In the news piece on AT&T's settlement, how many wireless customers did the January 2023 data breach affect?

[Opening Document segment section]

In Short:
AT&T will pay $13 million to settle a data breach investigation that affected 8.9 million wireless customers in January 2023. The FCC found that AT&T failed to protect customer information, which should have been deleted. Although the breach didn’t expose sensitive data like credit card or Social Security numbers, AT&T plans to improve data management practices to prevent future issues.
By David Shepardson
Investigation and Settlement
AT&T has reached an agreement to pay $13 million to settle an investigation related to a data breach involving a cloud vendor that occurred in January 2023. The incident affected approximately 8.9 million wireless customers, as stated by the Federal Communications Commission (FCC).
Details of the Breach
The FCC confirmed that the settlement would resolve its inquiry into whether AT&T failed to adequately protect customer information. As part of the agreement, AT&T has committed to enhancing its data governance practices to ensure better integrity within its supply chain regarding sensitive data management. This is aimed at safeguarding consumers against similar breaches in the future.

[Closing Document segment section]
[Opening Given information section]

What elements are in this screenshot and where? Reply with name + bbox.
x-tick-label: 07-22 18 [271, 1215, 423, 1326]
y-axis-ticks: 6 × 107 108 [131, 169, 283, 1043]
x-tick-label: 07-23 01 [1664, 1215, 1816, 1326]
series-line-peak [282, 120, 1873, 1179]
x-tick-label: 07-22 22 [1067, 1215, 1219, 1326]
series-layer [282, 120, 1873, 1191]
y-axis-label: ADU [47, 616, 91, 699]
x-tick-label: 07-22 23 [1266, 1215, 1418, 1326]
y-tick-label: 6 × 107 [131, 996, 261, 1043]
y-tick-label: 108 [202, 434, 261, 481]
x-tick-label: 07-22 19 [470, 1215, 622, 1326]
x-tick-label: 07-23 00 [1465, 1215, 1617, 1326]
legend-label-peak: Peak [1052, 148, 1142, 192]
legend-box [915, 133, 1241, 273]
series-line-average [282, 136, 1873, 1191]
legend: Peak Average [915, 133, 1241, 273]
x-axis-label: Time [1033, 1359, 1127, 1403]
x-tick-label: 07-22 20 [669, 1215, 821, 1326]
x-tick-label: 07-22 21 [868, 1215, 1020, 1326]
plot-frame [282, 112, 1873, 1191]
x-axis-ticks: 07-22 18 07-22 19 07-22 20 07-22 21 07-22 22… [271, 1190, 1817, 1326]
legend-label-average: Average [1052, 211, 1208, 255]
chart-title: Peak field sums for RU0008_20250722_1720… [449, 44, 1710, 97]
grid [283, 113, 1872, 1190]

[Closing Given information section]

## Result for this task
About 8.9 million wireless customers.